*Document*

※

Direct-Mapped Caches:

  • There are different types of caches based on E (the number of lines in a set). A cache with one line per set (E = 1) is a direct-mapped cache. We will use it to explain general concepts of caching because it is simple to implement and easy to understand.
  • Let's say we have system with a CPU, register file, an L1 cache and a main memory. When the CPU wants a word w, it requests it from L1 cache. If L1 has the word, the request results in a cache hit; otherwise we have a cache miss and the CPU has to wait until L1 requests a copy of the block contains w, it places it in one of its lines, extracts w and returns it to the CPU. To determine if a request is a hit or a miss and then request the requested word is done by the cache in 3 steps: set selection, line matching, and word extraction.

Set Selection in Direct-Mapped Caches:

  • In this step, the cache extracts the s set index bits from the middle of the address of word w. These bits are read as an unsigned number which is a set number. Our cache is an array of sets. This number is an index into this array: Set selection in direct-mapped caches

Line Matching in Direct-Mapped Caches:

  • After selecting a set i, we need to find if a copy of the word w is in a line in the set. We only have one line per set in our setup. We know that the word is in the line only if the valid bit is set and the tag in the cache line matches the tag in the address of the word w. If the valid bit is set (has value 1) and the tag bits of the w address match those of the line's tag, we have a cache hit. Otherwise, we have cache miss!

※

Saved data entries:
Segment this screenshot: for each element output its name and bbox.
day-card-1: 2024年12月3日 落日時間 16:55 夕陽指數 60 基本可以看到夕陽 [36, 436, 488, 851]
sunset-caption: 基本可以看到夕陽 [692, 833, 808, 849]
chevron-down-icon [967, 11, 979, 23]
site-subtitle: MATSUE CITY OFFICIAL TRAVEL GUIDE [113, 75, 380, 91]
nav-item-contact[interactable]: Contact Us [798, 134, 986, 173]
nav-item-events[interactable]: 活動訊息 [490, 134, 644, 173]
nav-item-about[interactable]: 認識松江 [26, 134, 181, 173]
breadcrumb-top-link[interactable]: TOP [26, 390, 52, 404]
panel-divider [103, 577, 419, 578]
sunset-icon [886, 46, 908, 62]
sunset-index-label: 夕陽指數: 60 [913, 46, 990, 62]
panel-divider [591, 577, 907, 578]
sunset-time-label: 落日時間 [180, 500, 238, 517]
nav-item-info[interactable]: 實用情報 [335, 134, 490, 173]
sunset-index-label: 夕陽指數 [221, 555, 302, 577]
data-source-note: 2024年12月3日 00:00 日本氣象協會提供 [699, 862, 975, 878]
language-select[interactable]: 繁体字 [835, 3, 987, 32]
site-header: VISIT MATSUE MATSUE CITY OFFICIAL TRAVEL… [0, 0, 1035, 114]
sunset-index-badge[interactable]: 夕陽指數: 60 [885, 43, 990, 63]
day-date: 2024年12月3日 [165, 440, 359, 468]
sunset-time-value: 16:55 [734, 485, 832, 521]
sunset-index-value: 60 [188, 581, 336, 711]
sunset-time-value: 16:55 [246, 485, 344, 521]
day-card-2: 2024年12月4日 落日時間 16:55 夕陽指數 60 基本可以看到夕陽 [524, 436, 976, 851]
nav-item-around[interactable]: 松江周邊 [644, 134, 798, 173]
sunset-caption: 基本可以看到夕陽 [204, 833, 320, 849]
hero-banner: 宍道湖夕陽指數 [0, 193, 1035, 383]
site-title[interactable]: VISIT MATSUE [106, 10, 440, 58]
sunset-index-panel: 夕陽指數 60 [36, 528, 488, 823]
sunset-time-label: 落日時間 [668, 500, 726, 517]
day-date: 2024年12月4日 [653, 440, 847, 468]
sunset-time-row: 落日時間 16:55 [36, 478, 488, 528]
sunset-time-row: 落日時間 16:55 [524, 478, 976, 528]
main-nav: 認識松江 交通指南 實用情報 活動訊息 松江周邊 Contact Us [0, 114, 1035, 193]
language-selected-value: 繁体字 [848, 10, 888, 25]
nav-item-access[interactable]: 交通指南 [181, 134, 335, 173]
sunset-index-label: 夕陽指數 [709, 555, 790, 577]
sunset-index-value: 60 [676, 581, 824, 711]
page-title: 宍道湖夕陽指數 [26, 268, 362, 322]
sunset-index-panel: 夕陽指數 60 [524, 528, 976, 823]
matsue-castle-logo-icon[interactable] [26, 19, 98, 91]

※

*Exercise requirements*
1 > In the direct-mapped caches text, what are the three steps the cache uses to decide whether a request is a hit or a miss and to retrieve the requested word?
2 > Transcribe the listing from its first line through the line containing "nav-item-contact[interactable]: Contact Us", including both of those lines.
The direct-mapped caches text and the listing are unrelated material.

*Worked answers*
1 > Set selection, line matching, and word extraction.

2 >
Segment this screenshot: for each element output its name and bbox.
day-card-1: 2024年12月3日 落日時間 16:55 夕陽指數 60 基本可以看到夕陽 [36, 436, 488, 851]
sunset-caption: 基本可以看到夕陽 [692, 833, 808, 849]
chevron-down-icon [967, 11, 979, 23]
site-subtitle: MATSUE CITY OFFICIAL TRAVEL GUIDE [113, 75, 380, 91]
nav-item-contact[interactable]: Contact Us [798, 134, 986, 173]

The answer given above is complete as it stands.